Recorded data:
---------------

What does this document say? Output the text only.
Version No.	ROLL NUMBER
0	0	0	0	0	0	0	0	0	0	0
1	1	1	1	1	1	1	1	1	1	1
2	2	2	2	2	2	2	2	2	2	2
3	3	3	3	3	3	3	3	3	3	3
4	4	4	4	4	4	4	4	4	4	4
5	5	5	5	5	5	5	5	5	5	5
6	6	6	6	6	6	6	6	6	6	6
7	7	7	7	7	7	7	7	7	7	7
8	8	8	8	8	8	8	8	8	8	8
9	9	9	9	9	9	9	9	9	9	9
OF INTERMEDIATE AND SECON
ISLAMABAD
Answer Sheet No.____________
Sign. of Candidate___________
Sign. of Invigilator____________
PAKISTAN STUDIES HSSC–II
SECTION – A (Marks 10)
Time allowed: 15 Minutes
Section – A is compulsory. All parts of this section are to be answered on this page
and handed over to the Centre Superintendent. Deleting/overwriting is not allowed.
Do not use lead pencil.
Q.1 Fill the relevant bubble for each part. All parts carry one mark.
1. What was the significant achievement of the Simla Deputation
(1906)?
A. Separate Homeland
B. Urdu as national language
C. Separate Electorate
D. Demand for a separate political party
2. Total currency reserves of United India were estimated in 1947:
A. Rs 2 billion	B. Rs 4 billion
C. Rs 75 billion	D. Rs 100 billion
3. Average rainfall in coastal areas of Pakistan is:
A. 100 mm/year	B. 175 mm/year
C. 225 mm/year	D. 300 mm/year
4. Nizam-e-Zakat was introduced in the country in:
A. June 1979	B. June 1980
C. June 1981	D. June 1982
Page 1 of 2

---------------

Using the exact wording, write out all of the records.

> **REPLY**:
What does this document say? Output the text only.
Version No.	ROLL NUMBER
0	0	0	0	0	0	0	0	0	0	0
1	1	1	1	1	1	1	1	1	1	1
2	2	2	2	2	2	2	2	2	2	2
3	3	3	3	3	3	3	3	3	3	3
4	4	4	4	4	4	4	4	4	4	4
5	5	5	5	5	5	5	5	5	5	5
6	6	6	6	6	6	6	6	6	6	6
7	7	7	7	7	7	7	7	7	7	7
8	8	8	8	8	8	8	8	8	8	8
9	9	9	9	9	9	9	9	9	9	9
OF INTERMEDIATE AND SECON
ISLAMABAD
Answer Sheet No.____________
Sign. of Candidate___________
Sign. of Invigilator____________
PAKISTAN STUDIES HSSC–II
SECTION – A (Marks 10)
Time allowed: 15 Minutes
Section – A is compulsory. All parts of this section are to be answered on this page
and handed over to the Centre Superintendent. Deleting/overwriting is not allowed.
Do not use lead pencil.
Q.1 Fill the relevant bubble for each part. All parts carry one mark.
1. What was the significant achievement of the Simla Deputation
(1906)?
A. Separate Homeland
B. Urdu as national language
C. Separate Electorate
D. Demand for a separate political party
2. Total currency reserves of United India were estimated in 1947:
A. Rs 2 billion	B. Rs 4 billion
C. Rs 75 billion	D. Rs 100 billion
3. Average rainfall in coastal areas of Pakistan is:
A. 100 mm/year	B. 175 mm/year
C. 225 mm/year	D. 300 mm/year
4. Nizam-e-Zakat was introduced in the country in:
A. June 1979	B. June 1980
C. June 1981	D. June 1982
Page 1 of 2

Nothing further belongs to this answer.